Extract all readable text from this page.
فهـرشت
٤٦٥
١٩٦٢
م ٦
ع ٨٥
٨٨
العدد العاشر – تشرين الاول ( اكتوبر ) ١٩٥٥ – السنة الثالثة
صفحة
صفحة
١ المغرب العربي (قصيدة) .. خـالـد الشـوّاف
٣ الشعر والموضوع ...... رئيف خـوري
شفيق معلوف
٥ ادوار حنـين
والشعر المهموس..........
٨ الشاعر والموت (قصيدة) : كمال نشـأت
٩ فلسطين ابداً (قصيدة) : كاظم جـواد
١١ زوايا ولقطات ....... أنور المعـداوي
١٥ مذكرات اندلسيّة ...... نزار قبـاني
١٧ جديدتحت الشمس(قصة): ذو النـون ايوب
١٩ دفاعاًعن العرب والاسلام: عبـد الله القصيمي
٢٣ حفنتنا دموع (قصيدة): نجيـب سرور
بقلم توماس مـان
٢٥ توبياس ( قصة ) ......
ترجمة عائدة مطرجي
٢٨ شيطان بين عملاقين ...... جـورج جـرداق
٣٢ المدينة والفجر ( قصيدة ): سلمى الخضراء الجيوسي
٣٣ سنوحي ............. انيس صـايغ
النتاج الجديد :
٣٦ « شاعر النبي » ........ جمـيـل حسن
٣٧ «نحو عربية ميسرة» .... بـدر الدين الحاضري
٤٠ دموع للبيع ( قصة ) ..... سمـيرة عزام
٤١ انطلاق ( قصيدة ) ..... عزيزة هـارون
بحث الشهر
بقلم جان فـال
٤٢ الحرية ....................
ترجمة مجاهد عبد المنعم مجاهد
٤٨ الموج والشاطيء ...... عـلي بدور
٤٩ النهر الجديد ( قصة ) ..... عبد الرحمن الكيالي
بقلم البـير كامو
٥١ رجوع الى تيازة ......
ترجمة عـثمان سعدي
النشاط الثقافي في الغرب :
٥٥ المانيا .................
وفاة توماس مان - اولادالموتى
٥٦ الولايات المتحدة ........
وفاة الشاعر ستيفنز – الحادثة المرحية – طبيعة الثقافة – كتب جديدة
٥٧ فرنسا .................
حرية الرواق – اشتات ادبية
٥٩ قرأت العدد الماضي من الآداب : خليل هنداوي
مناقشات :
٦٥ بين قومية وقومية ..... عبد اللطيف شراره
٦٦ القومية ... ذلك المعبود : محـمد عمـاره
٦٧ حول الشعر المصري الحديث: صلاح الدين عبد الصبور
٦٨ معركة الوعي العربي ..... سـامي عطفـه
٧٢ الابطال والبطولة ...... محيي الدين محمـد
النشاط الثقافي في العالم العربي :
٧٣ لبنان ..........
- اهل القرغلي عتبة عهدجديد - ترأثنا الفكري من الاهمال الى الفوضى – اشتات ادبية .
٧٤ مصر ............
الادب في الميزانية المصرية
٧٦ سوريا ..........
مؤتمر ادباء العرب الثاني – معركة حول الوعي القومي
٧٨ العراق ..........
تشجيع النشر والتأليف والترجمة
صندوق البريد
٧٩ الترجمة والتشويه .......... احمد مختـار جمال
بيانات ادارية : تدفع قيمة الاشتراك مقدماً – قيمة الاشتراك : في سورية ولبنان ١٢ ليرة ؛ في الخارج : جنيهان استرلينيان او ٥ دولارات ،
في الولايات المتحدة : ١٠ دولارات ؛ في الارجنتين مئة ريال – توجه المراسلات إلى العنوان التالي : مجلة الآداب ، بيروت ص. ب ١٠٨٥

▶ [Written exercise]
State how many lines of the records above contain the word "الشاعر", and give only that number.

▶ [Answer for this exercise]
2